Могу вообразить, как в неком чуждом мире,
В тяжелой первобытной немоте,
В тишине, еще только пытавшейся дышать и жужжать,
Жужжащие птицы колибри помчались по улицам.
Прежде, чем что-либо имело душу,
Когда жизнь была зыбью материи, почти неодушевленной,
Эта крошка колибри вспорхнула живым бриллиантом
И помчалась со свистом среди медленных, мощных,
мясистых стволов.
Пожалуй, цветы не росли в то время,
В том мире, где птица колибри стремительно мчалась
впереди творенья.
Пожалуй, она протыкала медленные вены деревьев
своим длинным клювом.
Возможно, она была огромная,
Как лесные болота, ибо крошечные ящерицы были,
говорят, когда-то огромными.
Возможно, она была ужасное чудовище, птица-меч.
Мы глядим на нее не с того конца длинного телескопа
Времени,
К счастью для нас[14].

=== Исходный материал ===
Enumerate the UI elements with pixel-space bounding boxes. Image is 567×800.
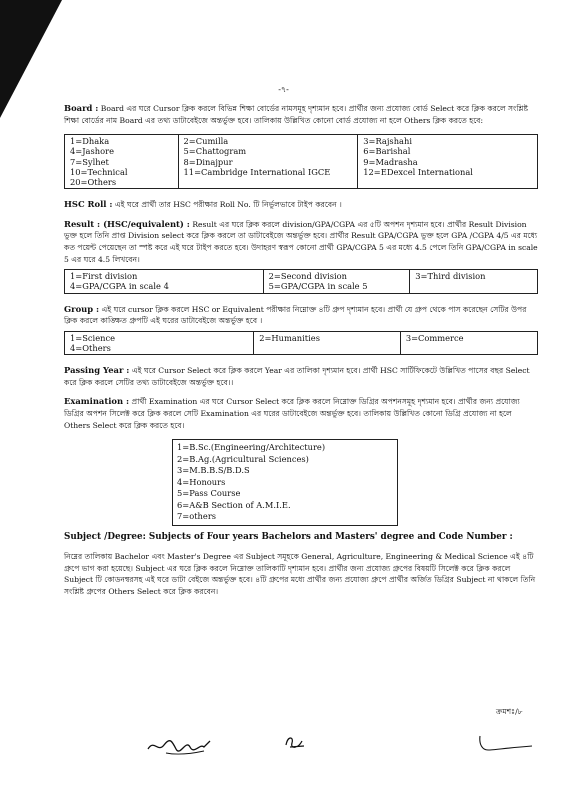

=== Задания ===
A - Объясните в одном–трех предложениях, почему в стихотворении о колибри допускается, что эта птица когда-то была огромной.
B - Выпишите из стихотворения о колибри отрывок, начиная со слов «Могу вообразить, как» и дальше до слов «помчались по улицам.».

=== Ответы к заданиям ===
A - Потому что крошечные ящерицы, как говорят, когда-то были огромными. Поэтому и колибри, возможно, была огромной, как лесные болота.

B -
Могу вообразить, как в неком чуждом мире,
В тяжелой первобытной немоте,
В тишине, еще только пытавшейся дышать и жужжать,
Жужжащие птицы колибри помчались по улицам.